Figure dataset records
_ _ _ _ _
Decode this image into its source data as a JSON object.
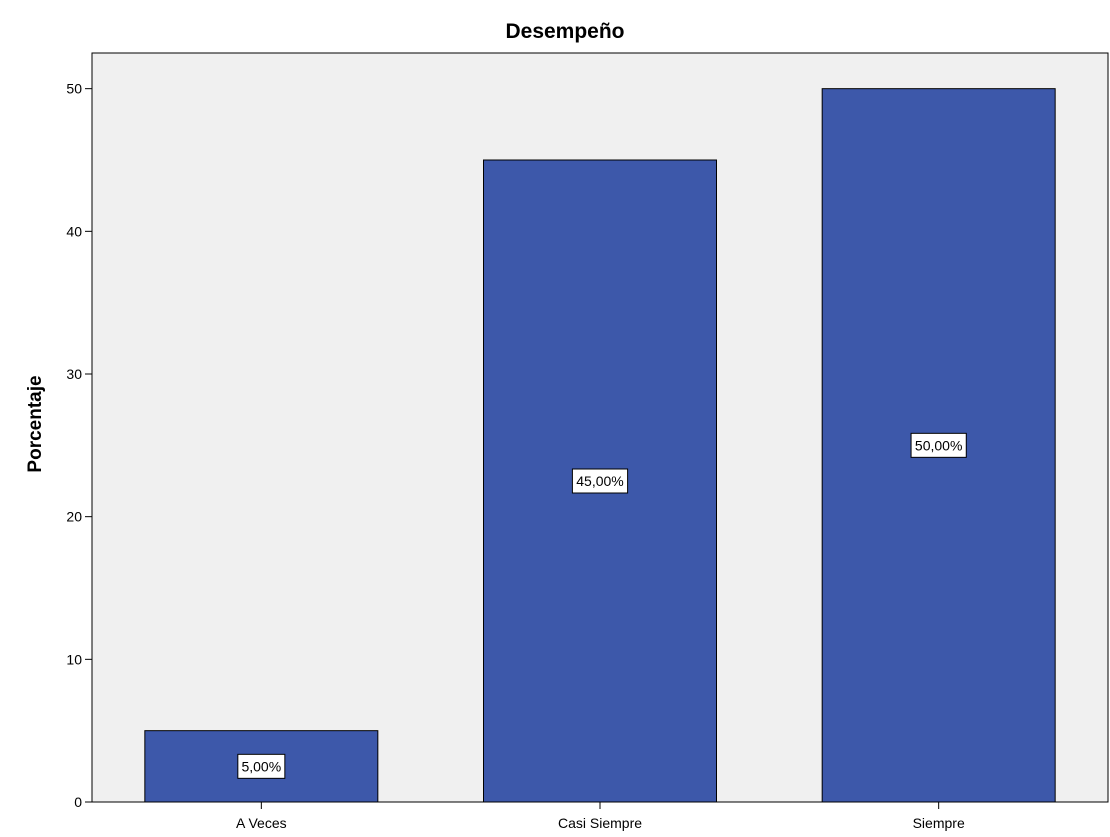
{
  "chart_data": {
    "type": "bar",
    "title": "Desempeño",
    "xlabel": "",
    "ylabel": "Porcentaje",
    "categories": [
      "A Veces",
      "Casi Siempre",
      "Siempre"
    ],
    "values": [
      5,
      45,
      50
    ],
    "data_labels": [
      "5,00%",
      "45,00%",
      "50,00%"
    ],
    "ylim": [
      0,
      52.5
    ],
    "yticks": [
      0,
      10,
      20,
      30,
      40,
      50
    ],
    "grid": false,
    "legend": "none",
    "colors": {
      "bar": "#3d58aa",
      "plot_background": "#f0f0f0",
      "label_background": "#ffffff"
    }
  }
}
_ _ _ _ _
Quote all of the entries word for word, omitting any pictures.

Decode this image into its source data as a JSON object.
{
  "chart_data": {
    "type": "bar",
    "title": "Desempeño",
    "xlabel": "",
    "ylabel": "Porcentaje",
    "categories": [
      "A Veces",
      "Casi Siempre",
      "Siempre"
    ],
    "values": [
      5,
      45,
      50
    ],
    "data_labels": [
      "5,00%",
      "45,00%",
      "50,00%"
    ],
    "ylim": [
      0,
      52.5
    ],
    "yticks": [
      0,
      10,
      20,
      30,
      40,
      50
    ],
    "grid": false,
    "legend": "none",
    "colors": {
      "bar": "#3d58aa",
      "plot_background": "#f0f0f0",
      "label_background": "#ffffff"
    }
  }
}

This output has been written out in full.